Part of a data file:

──────

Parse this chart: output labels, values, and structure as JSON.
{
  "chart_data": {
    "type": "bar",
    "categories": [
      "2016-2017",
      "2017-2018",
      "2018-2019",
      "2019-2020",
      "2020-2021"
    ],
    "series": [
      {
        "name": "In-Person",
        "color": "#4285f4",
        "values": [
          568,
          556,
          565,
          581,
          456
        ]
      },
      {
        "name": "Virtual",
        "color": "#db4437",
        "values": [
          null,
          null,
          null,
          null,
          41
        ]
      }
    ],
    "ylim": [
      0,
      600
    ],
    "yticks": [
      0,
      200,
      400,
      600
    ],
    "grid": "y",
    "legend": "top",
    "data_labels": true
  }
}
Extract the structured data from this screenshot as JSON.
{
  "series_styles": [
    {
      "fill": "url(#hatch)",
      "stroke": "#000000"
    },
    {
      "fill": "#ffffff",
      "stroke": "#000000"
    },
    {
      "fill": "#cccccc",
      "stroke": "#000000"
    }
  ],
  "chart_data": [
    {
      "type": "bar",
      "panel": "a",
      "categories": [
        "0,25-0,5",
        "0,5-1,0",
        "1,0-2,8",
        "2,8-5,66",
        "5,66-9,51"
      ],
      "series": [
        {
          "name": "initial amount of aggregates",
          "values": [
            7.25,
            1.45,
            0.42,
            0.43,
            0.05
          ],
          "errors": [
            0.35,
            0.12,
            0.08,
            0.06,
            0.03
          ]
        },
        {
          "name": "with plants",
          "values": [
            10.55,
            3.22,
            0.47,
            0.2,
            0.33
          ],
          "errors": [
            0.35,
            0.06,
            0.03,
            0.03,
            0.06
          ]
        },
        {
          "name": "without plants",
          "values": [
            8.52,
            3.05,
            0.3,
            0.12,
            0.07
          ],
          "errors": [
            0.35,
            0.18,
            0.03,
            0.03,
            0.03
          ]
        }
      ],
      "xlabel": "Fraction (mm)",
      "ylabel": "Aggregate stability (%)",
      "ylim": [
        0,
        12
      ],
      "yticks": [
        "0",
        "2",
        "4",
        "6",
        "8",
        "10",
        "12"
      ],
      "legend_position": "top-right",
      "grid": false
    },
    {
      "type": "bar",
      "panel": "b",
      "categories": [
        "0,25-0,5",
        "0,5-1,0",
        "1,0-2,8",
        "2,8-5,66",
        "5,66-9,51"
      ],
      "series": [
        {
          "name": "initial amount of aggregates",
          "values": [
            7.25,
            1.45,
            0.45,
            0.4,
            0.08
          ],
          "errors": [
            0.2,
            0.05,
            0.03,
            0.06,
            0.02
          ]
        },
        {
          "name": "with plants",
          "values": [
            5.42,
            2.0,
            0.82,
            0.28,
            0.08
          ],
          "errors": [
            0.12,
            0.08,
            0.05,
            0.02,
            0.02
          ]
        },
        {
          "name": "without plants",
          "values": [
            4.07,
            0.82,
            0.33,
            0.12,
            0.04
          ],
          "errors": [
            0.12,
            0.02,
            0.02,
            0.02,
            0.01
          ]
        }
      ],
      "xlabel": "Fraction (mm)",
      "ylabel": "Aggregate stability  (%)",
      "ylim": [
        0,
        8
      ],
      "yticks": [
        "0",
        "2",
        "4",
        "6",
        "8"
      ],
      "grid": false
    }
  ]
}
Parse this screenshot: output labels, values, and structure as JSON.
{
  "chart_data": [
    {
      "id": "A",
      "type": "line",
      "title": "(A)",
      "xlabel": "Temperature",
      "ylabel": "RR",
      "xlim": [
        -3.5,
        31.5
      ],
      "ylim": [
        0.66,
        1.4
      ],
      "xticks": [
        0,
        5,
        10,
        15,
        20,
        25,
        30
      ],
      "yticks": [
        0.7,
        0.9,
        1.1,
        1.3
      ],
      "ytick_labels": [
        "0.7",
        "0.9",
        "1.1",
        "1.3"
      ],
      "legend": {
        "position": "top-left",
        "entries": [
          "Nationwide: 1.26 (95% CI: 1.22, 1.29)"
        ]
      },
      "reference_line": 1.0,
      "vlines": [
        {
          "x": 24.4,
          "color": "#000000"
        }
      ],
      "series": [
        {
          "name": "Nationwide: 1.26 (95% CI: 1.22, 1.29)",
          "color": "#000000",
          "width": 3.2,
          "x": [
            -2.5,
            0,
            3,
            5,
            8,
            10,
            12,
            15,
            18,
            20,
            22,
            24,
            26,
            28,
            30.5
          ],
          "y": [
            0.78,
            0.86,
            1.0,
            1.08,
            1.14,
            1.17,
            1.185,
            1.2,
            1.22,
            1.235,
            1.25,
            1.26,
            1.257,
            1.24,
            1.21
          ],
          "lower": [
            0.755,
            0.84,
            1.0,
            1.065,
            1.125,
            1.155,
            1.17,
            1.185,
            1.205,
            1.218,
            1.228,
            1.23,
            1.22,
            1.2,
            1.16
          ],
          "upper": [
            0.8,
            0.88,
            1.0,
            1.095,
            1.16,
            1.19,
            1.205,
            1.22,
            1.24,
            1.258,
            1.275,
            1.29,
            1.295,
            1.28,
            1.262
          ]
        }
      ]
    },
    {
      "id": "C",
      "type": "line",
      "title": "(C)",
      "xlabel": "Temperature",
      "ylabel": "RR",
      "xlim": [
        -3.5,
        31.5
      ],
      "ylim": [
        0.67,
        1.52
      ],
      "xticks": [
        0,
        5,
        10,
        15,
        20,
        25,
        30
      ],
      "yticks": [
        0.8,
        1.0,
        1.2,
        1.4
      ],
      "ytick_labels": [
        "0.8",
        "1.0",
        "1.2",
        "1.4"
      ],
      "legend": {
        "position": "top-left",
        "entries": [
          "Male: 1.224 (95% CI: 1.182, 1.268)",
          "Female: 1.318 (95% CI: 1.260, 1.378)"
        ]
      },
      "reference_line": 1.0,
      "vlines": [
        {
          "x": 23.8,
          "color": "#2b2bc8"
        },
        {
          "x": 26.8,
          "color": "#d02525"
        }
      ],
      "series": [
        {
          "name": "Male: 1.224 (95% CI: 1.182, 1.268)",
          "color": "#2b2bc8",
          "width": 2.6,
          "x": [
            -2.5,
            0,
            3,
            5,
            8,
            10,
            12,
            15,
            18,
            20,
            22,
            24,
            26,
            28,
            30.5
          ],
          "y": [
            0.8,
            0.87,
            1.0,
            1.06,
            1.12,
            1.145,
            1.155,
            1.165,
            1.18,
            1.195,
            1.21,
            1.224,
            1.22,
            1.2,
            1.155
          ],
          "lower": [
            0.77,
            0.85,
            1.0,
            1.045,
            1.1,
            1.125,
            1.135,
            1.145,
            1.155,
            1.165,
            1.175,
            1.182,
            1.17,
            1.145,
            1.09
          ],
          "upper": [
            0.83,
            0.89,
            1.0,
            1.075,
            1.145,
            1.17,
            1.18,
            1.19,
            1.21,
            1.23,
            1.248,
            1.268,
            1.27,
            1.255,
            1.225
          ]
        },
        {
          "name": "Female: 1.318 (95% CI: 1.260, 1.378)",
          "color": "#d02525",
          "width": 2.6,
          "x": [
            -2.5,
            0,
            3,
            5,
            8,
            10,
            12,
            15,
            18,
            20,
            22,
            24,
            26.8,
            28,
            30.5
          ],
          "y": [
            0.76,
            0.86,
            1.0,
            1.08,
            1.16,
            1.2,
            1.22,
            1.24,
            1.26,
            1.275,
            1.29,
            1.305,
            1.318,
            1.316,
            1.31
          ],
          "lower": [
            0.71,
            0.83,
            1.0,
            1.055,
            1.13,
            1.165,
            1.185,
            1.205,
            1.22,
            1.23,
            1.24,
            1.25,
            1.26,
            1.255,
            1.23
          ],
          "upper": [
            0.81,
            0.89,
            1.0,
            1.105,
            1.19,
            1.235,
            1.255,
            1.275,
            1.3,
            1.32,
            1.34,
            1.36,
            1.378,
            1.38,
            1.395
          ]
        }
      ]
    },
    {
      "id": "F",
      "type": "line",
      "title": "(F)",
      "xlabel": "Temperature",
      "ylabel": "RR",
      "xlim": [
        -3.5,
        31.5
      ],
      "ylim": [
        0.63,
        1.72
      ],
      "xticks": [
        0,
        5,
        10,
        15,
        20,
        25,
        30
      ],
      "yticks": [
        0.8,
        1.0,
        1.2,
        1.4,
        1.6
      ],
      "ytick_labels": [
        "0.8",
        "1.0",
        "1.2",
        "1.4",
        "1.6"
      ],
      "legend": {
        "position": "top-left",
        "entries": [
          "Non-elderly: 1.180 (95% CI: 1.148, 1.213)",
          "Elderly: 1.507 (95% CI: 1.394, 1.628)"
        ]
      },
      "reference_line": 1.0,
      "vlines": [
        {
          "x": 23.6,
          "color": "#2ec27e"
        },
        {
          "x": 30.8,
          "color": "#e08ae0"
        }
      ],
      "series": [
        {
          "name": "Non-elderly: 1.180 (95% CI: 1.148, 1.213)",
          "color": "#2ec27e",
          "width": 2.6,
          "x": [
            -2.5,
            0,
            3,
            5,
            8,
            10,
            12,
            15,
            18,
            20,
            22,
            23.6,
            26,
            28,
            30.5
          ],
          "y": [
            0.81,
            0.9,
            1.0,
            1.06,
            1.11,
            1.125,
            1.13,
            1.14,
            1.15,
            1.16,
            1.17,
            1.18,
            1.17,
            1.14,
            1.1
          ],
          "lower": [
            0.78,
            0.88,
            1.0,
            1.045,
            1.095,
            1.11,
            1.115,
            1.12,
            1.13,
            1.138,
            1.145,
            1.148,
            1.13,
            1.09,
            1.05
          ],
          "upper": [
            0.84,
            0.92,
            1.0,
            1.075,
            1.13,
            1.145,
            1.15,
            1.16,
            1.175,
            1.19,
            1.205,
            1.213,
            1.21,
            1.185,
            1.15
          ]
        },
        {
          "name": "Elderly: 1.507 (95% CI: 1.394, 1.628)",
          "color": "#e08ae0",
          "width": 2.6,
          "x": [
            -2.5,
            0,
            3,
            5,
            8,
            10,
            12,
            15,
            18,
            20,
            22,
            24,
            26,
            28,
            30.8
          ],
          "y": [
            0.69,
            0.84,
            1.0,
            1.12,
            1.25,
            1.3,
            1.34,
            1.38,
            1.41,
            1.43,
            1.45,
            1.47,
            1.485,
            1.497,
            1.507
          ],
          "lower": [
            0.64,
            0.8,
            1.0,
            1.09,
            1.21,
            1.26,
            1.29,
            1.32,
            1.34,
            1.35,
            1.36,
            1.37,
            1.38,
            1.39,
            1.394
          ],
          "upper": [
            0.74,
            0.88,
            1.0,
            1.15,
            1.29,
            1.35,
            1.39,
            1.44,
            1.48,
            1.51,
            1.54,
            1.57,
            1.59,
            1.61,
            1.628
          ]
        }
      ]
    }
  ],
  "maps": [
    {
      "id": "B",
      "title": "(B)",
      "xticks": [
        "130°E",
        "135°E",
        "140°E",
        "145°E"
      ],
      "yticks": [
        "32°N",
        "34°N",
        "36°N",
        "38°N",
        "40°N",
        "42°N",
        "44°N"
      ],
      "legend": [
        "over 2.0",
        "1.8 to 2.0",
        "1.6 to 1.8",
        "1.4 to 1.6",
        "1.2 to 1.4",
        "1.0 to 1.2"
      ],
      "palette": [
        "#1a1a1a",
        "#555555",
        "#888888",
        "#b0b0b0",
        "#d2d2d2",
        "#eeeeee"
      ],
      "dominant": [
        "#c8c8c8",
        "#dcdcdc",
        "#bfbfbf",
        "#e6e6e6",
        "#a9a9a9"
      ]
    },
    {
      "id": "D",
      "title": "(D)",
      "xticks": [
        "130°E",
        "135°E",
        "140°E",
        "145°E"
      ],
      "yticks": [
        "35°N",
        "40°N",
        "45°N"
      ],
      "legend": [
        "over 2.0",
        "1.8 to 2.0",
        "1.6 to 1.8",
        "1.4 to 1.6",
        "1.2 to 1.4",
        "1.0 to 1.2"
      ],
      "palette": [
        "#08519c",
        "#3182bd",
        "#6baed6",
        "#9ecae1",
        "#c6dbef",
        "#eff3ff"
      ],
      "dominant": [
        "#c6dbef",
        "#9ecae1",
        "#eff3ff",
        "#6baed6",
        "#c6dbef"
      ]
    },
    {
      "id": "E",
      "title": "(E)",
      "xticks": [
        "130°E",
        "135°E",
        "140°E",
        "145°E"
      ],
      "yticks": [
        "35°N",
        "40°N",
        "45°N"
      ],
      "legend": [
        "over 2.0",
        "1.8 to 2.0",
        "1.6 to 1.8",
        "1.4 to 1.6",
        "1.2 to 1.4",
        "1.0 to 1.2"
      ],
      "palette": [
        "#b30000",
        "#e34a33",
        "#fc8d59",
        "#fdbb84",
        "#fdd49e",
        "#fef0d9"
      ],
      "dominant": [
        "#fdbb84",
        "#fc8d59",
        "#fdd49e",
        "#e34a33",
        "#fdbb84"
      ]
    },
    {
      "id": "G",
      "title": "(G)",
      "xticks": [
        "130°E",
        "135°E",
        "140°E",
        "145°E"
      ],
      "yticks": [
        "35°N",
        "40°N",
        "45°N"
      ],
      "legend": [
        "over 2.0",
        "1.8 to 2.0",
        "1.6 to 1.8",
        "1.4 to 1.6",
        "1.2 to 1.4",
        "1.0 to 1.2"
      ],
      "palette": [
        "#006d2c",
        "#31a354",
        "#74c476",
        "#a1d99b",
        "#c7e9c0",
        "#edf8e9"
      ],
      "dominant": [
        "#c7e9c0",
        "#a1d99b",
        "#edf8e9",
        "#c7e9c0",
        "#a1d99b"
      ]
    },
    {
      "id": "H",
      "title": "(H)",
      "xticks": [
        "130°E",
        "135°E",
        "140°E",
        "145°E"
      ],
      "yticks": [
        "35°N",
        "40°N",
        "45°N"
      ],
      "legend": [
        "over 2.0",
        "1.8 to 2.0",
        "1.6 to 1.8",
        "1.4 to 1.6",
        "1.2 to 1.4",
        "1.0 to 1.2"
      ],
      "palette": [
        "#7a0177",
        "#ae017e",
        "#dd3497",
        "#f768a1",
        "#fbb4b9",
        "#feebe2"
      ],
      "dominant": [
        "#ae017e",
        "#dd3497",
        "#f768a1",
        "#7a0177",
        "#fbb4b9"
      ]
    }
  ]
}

──────

- **What needs to be done**
Give only the number of lines in the records that include the word "this".

- **Written answer**
3